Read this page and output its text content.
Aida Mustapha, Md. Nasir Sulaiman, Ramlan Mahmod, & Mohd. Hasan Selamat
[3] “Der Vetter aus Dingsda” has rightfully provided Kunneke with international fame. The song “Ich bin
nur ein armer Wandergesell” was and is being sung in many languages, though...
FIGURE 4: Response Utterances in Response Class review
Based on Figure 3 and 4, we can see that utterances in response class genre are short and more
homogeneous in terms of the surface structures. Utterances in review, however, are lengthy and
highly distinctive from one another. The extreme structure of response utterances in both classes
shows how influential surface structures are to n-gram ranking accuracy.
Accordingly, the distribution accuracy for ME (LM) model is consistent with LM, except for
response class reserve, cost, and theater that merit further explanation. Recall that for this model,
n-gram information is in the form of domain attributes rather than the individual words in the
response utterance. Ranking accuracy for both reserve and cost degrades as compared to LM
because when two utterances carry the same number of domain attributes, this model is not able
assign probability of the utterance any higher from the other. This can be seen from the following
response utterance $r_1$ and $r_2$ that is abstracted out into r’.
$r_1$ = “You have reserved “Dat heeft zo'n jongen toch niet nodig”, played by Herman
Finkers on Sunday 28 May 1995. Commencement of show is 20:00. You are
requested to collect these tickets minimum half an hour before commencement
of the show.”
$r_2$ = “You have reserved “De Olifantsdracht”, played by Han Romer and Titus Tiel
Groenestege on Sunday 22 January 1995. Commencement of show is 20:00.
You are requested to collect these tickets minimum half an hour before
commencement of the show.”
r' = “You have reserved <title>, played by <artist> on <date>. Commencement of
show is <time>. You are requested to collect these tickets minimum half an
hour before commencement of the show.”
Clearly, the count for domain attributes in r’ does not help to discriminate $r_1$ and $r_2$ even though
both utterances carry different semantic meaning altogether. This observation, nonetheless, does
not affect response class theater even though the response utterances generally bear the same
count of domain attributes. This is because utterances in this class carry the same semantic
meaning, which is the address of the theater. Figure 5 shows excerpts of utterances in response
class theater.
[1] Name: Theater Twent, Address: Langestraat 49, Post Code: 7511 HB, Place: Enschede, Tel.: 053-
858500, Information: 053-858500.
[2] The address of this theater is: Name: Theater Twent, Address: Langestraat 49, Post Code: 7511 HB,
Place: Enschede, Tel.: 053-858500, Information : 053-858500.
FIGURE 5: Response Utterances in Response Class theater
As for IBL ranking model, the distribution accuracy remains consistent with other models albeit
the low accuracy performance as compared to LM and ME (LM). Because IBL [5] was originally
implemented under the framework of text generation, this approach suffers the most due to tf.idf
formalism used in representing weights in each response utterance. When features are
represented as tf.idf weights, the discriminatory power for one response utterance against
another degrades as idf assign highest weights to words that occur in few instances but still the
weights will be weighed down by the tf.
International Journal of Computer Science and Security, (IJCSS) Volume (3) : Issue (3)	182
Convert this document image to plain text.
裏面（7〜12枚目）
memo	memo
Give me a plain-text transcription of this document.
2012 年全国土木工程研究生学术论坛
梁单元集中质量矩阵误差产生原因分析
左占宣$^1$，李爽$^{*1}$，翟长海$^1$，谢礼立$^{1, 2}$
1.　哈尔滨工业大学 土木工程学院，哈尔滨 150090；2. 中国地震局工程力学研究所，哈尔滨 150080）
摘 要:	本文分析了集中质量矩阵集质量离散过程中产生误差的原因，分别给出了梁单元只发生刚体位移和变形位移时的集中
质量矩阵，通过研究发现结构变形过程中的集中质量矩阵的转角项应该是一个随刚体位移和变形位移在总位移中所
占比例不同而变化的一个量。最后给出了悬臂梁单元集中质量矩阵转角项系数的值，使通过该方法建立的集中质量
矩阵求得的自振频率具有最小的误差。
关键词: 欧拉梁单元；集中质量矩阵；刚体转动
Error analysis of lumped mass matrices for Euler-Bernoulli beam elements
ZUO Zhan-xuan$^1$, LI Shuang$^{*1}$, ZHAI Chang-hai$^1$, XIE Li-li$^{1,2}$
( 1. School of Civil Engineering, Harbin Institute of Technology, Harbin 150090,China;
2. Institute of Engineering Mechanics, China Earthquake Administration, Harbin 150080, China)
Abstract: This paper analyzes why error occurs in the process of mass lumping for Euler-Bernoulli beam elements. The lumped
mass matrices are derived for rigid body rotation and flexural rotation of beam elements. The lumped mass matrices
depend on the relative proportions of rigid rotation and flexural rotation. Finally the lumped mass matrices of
**********
# Work instructions:
Here, the records must be output exactly and in full.

# The result:
Read this page and output its text content.
Aida Mustapha, Md. Nasir Sulaiman, Ramlan Mahmod, & Mohd. Hasan Selamat
[3] “Der Vetter aus Dingsda” has rightfully provided Kunneke with international fame. The song “Ich bin
nur ein armer Wandergesell” was and is being sung in many languages, though...
FIGURE 4: Response Utterances in Response Class review
Based on Figure 3 and 4, we can see that utterances in response class genre are short and more
homogeneous in terms of the surface structures. Utterances in review, however, are lengthy and
highly distinctive from one another. The extreme structure of response utterances in both classes
shows how influential surface structures are to n-gram ranking accuracy.
Accordingly, the distribution accuracy for ME (LM) model is consistent with LM, except for
response class reserve, cost, and theater that merit further explanation. Recall that for this model,
n-gram information is in the form of domain attributes rather than the individual words in the
response utterance. Ranking accuracy for both reserve and cost degrades as compared to LM
because when two utterances carry the same number of domain attributes, this model is not able
assign probability of the utterance any higher from the other. This can be seen from the following
response utterance $r_1$ and $r_2$ that is abstracted out into r’.
$r_1$ = “You have reserved “Dat heeft zo'n jongen toch niet nodig”, played by Herman
Finkers on Sunday 28 May 1995. Commencement of show is 20:00. You are
requested to collect these tickets minimum half an hour before commencement
of the show.”
$r_2$ = “You have reserved “De Olifantsdracht”, played by Han Romer and Titus Tiel
Groenestege on Sunday 22 January 1995. Commencement of show is 20:00.
You are requested to collect these tickets minimum half an hour before
commencement of the show.”
r' = “You have reserved <title>, played by <artist> on <date>. Commencement of
show is <time>. You are requested to collect these tickets minimum half an
hour before commencement of the show.”
Clearly, the count for domain attributes in r’ does not help to discriminate $r_1$ and $r_2$ even though
both utterances carry different semantic meaning altogether. This observation, nonetheless, does
not affect response class theater even though the response utterances generally bear the same
count of domain attributes. This is because utterances in this class carry the same semantic
meaning, which is the address of the theater. Figure 5 shows excerpts of utterances in response
class theater.
[1] Name: Theater Twent, Address: Langestraat 49, Post Code: 7511 HB, Place: Enschede, Tel.: 053-
858500, Information: 053-858500.
[2] The address of this theater is: Name: Theater Twent, Address: Langestraat 49, Post Code: 7511 HB,
Place: Enschede, Tel.: 053-858500, Information : 053-858500.
FIGURE 5: Response Utterances in Response Class theater
As for IBL ranking model, the distribution accuracy remains consistent with other models albeit
the low accuracy performance as compared to LM and ME (LM). Because IBL [5] was originally
implemented under the framework of text generation, this approach suffers the most due to tf.idf
formalism used in representing weights in each response utterance. When features are
represented as tf.idf weights, the discriminatory power for one response utterance against
another degrades as idf assign highest weights to words that occur in few instances but still the
weights will be weighed down by the tf.
International Journal of Computer Science and Security, (IJCSS) Volume (3) : Issue (3)	182
Convert this document image to plain text.
裏面（7〜12枚目）
memo	memo
Give me a plain-text transcription of this document.
2012 年全国土木工程研究生学术论坛
梁单元集中质量矩阵误差产生原因分析
左占宣$^1$，李爽$^{*1}$，翟长海$^1$，谢礼立$^{1, 2}$
1.　哈尔滨工业大学 土木工程学院，哈尔滨 150090；2. 中国地震局工程力学研究所，哈尔滨 150080）
摘 要:	本文分析了集中质量矩阵集质量离散过程中产生误差的原因，分别给出了梁单元只发生刚体位移和变形位移时的集中
质量矩阵，通过研究发现结构变形过程中的集中质量矩阵的转角项应该是一个随刚体位移和变形位移在总位移中所
占比例不同而变化的一个量。最后给出了悬臂梁单元集中质量矩阵转角项系数的值，使通过该方法建立的集中质量
矩阵求得的自振频率具有最小的误差。
关键词: 欧拉梁单元；集中质量矩阵；刚体转动
Error analysis of lumped mass matrices for Euler-Bernoulli beam elements
ZUO Zhan-xuan$^1$, LI Shuang$^{*1}$, ZHAI Chang-hai$^1$, XIE Li-li$^{1,2}$
( 1. School of Civil Engineering, Harbin Institute of Technology, Harbin 150090,China;
2. Institute of Engineering Mechanics, China Earthquake Administration, Harbin 150080, China)
Abstract: This paper analyzes why error occurs in the process of mass lumping for Euler-Bernoulli beam elements. The lumped
mass matrices are derived for rigid body rotation and flexural rotation of beam elements. The lumped mass matrices
depend on the relative proportions of rigid rotation and flexural rotation. Finally the lumped mass matrices of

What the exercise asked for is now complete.